**Rows from a dataset**
┌──

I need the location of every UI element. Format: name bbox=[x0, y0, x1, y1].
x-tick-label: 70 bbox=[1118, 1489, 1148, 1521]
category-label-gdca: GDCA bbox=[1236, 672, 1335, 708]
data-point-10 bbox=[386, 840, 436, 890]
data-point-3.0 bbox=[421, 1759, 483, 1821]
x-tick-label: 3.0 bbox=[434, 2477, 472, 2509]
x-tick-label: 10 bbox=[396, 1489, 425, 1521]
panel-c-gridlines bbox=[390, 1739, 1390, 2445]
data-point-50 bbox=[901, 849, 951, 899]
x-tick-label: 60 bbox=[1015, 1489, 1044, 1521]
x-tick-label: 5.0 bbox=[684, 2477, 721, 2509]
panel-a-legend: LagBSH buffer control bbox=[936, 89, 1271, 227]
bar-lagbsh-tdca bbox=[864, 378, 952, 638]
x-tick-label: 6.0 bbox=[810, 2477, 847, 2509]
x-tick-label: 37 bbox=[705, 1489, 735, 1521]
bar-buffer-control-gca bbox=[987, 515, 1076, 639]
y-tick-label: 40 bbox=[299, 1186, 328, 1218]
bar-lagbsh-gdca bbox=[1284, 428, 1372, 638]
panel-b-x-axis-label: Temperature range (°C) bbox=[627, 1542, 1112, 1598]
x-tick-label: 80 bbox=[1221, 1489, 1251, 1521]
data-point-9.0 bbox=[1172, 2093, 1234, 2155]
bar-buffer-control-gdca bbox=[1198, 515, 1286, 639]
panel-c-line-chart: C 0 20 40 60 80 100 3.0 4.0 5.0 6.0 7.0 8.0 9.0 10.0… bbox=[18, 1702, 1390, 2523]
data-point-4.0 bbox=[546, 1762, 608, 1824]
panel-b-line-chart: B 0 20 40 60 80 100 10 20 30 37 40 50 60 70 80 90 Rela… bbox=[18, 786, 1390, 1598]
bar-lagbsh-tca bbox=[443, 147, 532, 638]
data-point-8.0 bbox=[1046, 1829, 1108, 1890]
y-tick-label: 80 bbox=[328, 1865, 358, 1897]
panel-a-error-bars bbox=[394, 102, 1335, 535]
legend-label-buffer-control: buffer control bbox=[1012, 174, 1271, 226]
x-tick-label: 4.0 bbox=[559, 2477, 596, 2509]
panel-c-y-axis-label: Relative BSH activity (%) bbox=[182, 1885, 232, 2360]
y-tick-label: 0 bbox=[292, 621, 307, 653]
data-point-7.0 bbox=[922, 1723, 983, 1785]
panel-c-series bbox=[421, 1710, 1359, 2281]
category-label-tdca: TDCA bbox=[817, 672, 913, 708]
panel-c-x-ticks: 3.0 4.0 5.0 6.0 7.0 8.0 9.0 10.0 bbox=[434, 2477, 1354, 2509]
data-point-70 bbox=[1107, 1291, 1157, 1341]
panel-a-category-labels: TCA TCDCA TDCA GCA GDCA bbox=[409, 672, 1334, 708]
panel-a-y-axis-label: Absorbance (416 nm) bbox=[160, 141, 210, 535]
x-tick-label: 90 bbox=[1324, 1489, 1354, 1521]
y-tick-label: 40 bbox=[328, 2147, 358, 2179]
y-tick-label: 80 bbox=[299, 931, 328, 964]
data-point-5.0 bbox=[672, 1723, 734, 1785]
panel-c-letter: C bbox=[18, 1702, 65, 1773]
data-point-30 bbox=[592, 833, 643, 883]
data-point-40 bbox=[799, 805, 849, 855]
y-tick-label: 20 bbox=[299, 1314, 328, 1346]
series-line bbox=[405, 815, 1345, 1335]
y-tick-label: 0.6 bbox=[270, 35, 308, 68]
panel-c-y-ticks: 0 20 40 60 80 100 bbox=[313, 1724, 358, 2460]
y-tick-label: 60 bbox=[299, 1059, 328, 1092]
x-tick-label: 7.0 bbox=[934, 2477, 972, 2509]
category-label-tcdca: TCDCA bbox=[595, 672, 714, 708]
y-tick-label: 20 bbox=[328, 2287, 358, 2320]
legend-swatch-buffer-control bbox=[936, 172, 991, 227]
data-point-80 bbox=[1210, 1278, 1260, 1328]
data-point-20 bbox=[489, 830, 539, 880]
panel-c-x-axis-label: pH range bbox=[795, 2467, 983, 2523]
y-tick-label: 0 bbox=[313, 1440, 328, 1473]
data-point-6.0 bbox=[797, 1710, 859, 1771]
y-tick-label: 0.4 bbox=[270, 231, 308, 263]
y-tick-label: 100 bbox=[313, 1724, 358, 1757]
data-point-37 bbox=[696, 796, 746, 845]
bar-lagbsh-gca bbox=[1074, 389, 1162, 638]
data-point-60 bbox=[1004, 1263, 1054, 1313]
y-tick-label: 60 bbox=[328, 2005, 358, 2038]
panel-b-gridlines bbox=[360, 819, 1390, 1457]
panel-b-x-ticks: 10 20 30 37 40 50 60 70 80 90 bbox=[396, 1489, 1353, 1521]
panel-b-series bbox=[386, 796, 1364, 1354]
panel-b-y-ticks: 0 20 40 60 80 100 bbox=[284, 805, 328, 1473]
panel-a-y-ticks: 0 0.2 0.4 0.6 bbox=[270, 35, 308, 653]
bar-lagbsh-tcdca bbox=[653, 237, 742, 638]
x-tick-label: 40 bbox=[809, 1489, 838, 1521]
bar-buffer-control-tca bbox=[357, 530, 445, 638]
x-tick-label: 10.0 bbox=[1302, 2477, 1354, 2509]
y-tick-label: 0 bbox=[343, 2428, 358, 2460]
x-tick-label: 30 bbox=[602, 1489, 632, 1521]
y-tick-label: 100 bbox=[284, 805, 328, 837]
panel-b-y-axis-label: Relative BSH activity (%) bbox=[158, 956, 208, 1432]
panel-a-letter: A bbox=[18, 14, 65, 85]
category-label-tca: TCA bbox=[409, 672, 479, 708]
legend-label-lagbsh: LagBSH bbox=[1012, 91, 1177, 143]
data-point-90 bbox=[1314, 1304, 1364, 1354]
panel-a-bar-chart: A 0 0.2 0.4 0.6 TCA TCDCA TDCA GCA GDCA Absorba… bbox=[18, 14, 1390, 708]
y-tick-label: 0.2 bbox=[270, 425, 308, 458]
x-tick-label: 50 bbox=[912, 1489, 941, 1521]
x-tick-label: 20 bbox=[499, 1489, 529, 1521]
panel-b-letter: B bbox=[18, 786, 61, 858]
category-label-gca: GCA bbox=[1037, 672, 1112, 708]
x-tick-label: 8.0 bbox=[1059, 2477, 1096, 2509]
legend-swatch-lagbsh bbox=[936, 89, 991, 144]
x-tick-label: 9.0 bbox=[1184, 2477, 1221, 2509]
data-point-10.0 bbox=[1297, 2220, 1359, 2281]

└──

Change every occurrence of "Relative BSH activity (%)" to "BSH activity (%)" throughout the records, and reproduce them with nothing else altered.

I need the location of every UI element. Format: name bbox=[x0, y0, x1, y1].
x-tick-label: 70 bbox=[1118, 1489, 1148, 1521]
category-label-gdca: GDCA bbox=[1236, 672, 1335, 708]
data-point-10 bbox=[386, 840, 436, 890]
data-point-3.0 bbox=[421, 1759, 483, 1821]
x-tick-label: 3.0 bbox=[434, 2477, 472, 2509]
x-tick-label: 10 bbox=[396, 1489, 425, 1521]
panel-c-gridlines bbox=[390, 1739, 1390, 2445]
data-point-50 bbox=[901, 849, 951, 899]
x-tick-label: 60 bbox=[1015, 1489, 1044, 1521]
x-tick-label: 5.0 bbox=[684, 2477, 721, 2509]
panel-a-legend: LagBSH buffer control bbox=[936, 89, 1271, 227]
bar-lagbsh-tdca bbox=[864, 378, 952, 638]
x-tick-label: 6.0 bbox=[810, 2477, 847, 2509]
x-tick-label: 37 bbox=[705, 1489, 735, 1521]
bar-buffer-control-gca bbox=[987, 515, 1076, 639]
y-tick-label: 40 bbox=[299, 1186, 328, 1218]
bar-lagbsh-gdca bbox=[1284, 428, 1372, 638]
panel-b-x-axis-label: Temperature range (°C) bbox=[627, 1542, 1112, 1598]
x-tick-label: 80 bbox=[1221, 1489, 1251, 1521]
data-point-9.0 bbox=[1172, 2093, 1234, 2155]
bar-buffer-control-gdca bbox=[1198, 515, 1286, 639]
panel-c-line-chart: C 0 20 40 60 80 100 3.0 4.0 5.0 6.0 7.0 8.0 9.0 10.0… bbox=[18, 1702, 1390, 2523]
data-point-4.0 bbox=[546, 1762, 608, 1824]
panel-b-line-chart: B 0 20 40 60 80 100 10 20 30 37 40 50 60 70 80 90 Rela… bbox=[18, 786, 1390, 1598]
bar-lagbsh-tca bbox=[443, 147, 532, 638]
data-point-8.0 bbox=[1046, 1829, 1108, 1890]
y-tick-label: 80 bbox=[328, 1865, 358, 1897]
panel-a-error-bars bbox=[394, 102, 1335, 535]
legend-label-buffer-control: buffer control bbox=[1012, 174, 1271, 226]
x-tick-label: 4.0 bbox=[559, 2477, 596, 2509]
panel-c-y-axis-label: BSH activity (%) bbox=[182, 1885, 232, 2360]
y-tick-label: 0 bbox=[292, 621, 307, 653]
data-point-7.0 bbox=[922, 1723, 983, 1785]
panel-c-series bbox=[421, 1710, 1359, 2281]
category-label-tdca: TDCA bbox=[817, 672, 913, 708]
panel-c-x-ticks: 3.0 4.0 5.0 6.0 7.0 8.0 9.0 10.0 bbox=[434, 2477, 1354, 2509]
data-point-70 bbox=[1107, 1291, 1157, 1341]
panel-a-category-labels: TCA TCDCA TDCA GCA GDCA bbox=[409, 672, 1334, 708]
panel-a-y-axis-label: Absorbance (416 nm) bbox=[160, 141, 210, 535]
x-tick-label: 90 bbox=[1324, 1489, 1354, 1521]
y-tick-label: 40 bbox=[328, 2147, 358, 2179]
y-tick-label: 80 bbox=[299, 931, 328, 964]
data-point-5.0 bbox=[672, 1723, 734, 1785]
panel-c-letter: C bbox=[18, 1702, 65, 1773]
data-point-30 bbox=[592, 833, 643, 883]
data-point-40 bbox=[799, 805, 849, 855]
y-tick-label: 20 bbox=[299, 1314, 328, 1346]
series-line bbox=[405, 815, 1345, 1335]
y-tick-label: 0.6 bbox=[270, 35, 308, 68]
panel-c-y-ticks: 0 20 40 60 80 100 bbox=[313, 1724, 358, 2460]
y-tick-label: 60 bbox=[299, 1059, 328, 1092]
x-tick-label: 7.0 bbox=[934, 2477, 972, 2509]
category-label-tcdca: TCDCA bbox=[595, 672, 714, 708]
y-tick-label: 20 bbox=[328, 2287, 358, 2320]
legend-swatch-buffer-control bbox=[936, 172, 991, 227]
data-point-80 bbox=[1210, 1278, 1260, 1328]
data-point-20 bbox=[489, 830, 539, 880]
panel-c-x-axis-label: pH range bbox=[795, 2467, 983, 2523]
y-tick-label: 0 bbox=[313, 1440, 328, 1473]
data-point-6.0 bbox=[797, 1710, 859, 1771]
y-tick-label: 0.4 bbox=[270, 231, 308, 263]
y-tick-label: 100 bbox=[313, 1724, 358, 1757]
data-point-37 bbox=[696, 796, 746, 845]
bar-lagbsh-gca bbox=[1074, 389, 1162, 638]
data-point-60 bbox=[1004, 1263, 1054, 1313]
y-tick-label: 60 bbox=[328, 2005, 358, 2038]
panel-b-gridlines bbox=[360, 819, 1390, 1457]
panel-b-x-ticks: 10 20 30 37 40 50 60 70 80 90 bbox=[396, 1489, 1353, 1521]
panel-b-series bbox=[386, 796, 1364, 1354]
panel-b-y-ticks: 0 20 40 60 80 100 bbox=[284, 805, 328, 1473]
panel-a-y-ticks: 0 0.2 0.4 0.6 bbox=[270, 35, 308, 653]
bar-lagbsh-tcdca bbox=[653, 237, 742, 638]
x-tick-label: 40 bbox=[809, 1489, 838, 1521]
bar-buffer-control-tca bbox=[357, 530, 445, 638]
x-tick-label: 10.0 bbox=[1302, 2477, 1354, 2509]
y-tick-label: 0 bbox=[343, 2428, 358, 2460]
x-tick-label: 30 bbox=[602, 1489, 632, 1521]
y-tick-label: 100 bbox=[284, 805, 328, 837]
panel-b-y-axis-label: BSH activity (%) bbox=[158, 956, 208, 1432]
panel-a-letter: A bbox=[18, 14, 65, 85]
category-label-tca: TCA bbox=[409, 672, 479, 708]
legend-label-lagbsh: LagBSH bbox=[1012, 91, 1177, 143]
data-point-90 bbox=[1314, 1304, 1364, 1354]
panel-a-bar-chart: A 0 0.2 0.4 0.6 TCA TCDCA TDCA GCA GDCA Absorba… bbox=[18, 14, 1390, 708]
y-tick-label: 0.2 bbox=[270, 425, 308, 458]
x-tick-label: 50 bbox=[912, 1489, 941, 1521]
x-tick-label: 20 bbox=[499, 1489, 529, 1521]
panel-b-letter: B bbox=[18, 786, 61, 858]
category-label-gca: GCA bbox=[1037, 672, 1112, 708]
x-tick-label: 8.0 bbox=[1059, 2477, 1096, 2509]
legend-swatch-lagbsh bbox=[936, 89, 991, 144]
x-tick-label: 9.0 bbox=[1184, 2477, 1221, 2509]
data-point-10.0 bbox=[1297, 2220, 1359, 2281]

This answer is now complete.